> _SOURCE DOCUMENT_:

This book was pretty good. And for whatever reason the end was actually quite gripping, I was reading at a ferocious pace and barely getting all the paragraphs. I'm not even sure why.

Mel Mudkiper posted:

I like how the books correlates the social expectations of femininity with the consumption of meat. Yeong-Hye's nightmares begin as the idea that she is taking another thing's life and essence into herself in order to survive. In the same way, Korean culture seems constructed in such a way that men survive off the essence of women in the same way that animals eat other animals to live. The three sections seem to be a meditation on how men "consume" women. In the first chapter, Yeong-Hye exists as a vessel her husband takes from in order to establish his own existence. Food, sex, clothing, social stability, these are all things her husband seems to consume and that Yeong-Hye is expected to provide. Notice when she begins to break down, even her own family is less concerned with her own well-being than with the fact she is unable to provide for her husband's expectations.

In the same way that the first chapter is explicit criticism of the predatory nature of male and female relations in Korea, the second chapter seems to be a broader critique of sexual relations and the trope of the "muse." Despite being well provided for by his wife, the brother-in-law still looks at Yeong-Hye as something to consume for own benefit. Instead of consuming her for social stability, he seems to be higher up on Mazlow's hierarchy, seeking to consume her for own his self-actualization. The brother-in-law sees her as a thing to be used for his own spiritual and artistic benefit, utterly unconcerned with how his behavior affects either of the women in his life. Both of them exist for his benefit, at some level or another, and he never seems concerned with reciprocating that support. I appreciate how thoroughly the concept of a "muse" is intertwined in this portion. The idea of the beautiful or at least sexually appealing women as a source of artistic inspiration is an old cliche, but here the author really breaks it down into its inherently predatory nature.

> _PROVIDED MATERIAL_:
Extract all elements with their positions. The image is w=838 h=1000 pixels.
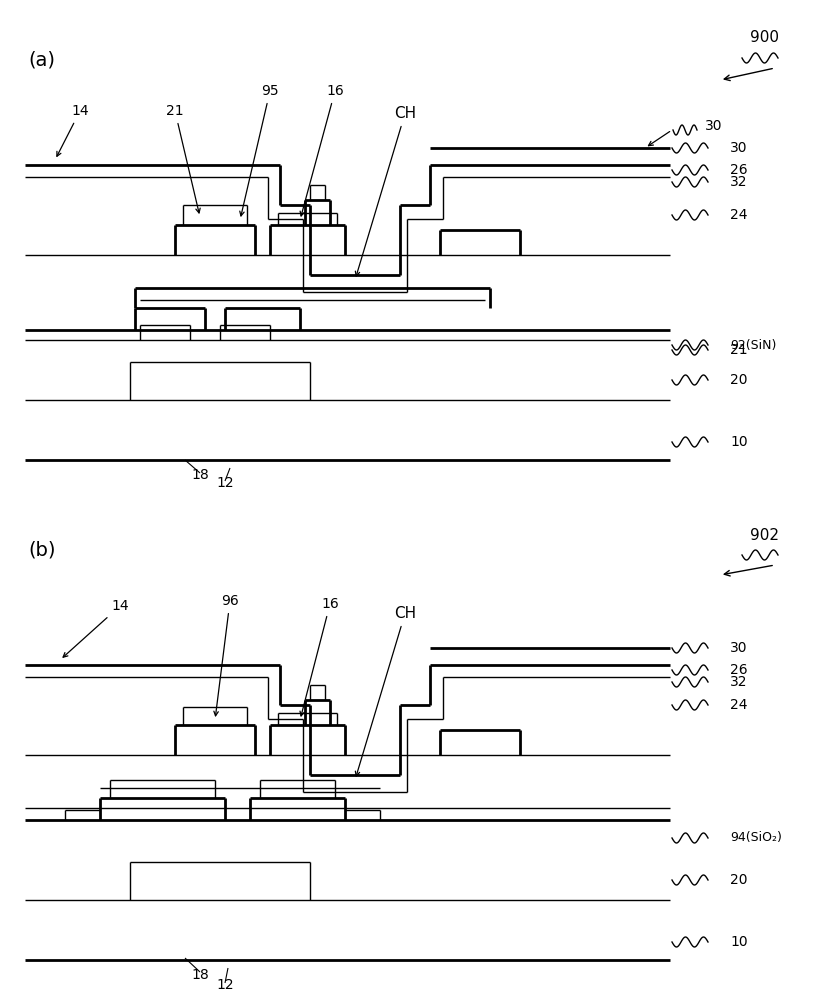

> _WHAT THIS TASK INVOLVES_: Set down the book discussion word for word, from "I like how the" up to and including "her husband's expectations.".

> _RESULT_:
I like how the books correlates the social expectations of femininity with the consumption of meat. Yeong-Hye's nightmares begin as the idea that she is taking another thing's life and essence into herself in order to survive. In the same way, Korean culture seems constructed in such a way that men survive off the essence of women in the same way that animals eat other animals to live. The three sections seem to be a meditation on how men "consume" women. In the first chapter, Yeong-Hye exists as a vessel her husband takes from in order to establish his own existence. Food, sex, clothing, social stability, these are all things her husband seems to consume and that Yeong-Hye is expected to provide. Notice when she begins to break down, even her own family is less concerned with her own well-being than with the fact she is unable to provide for her husband's expectations.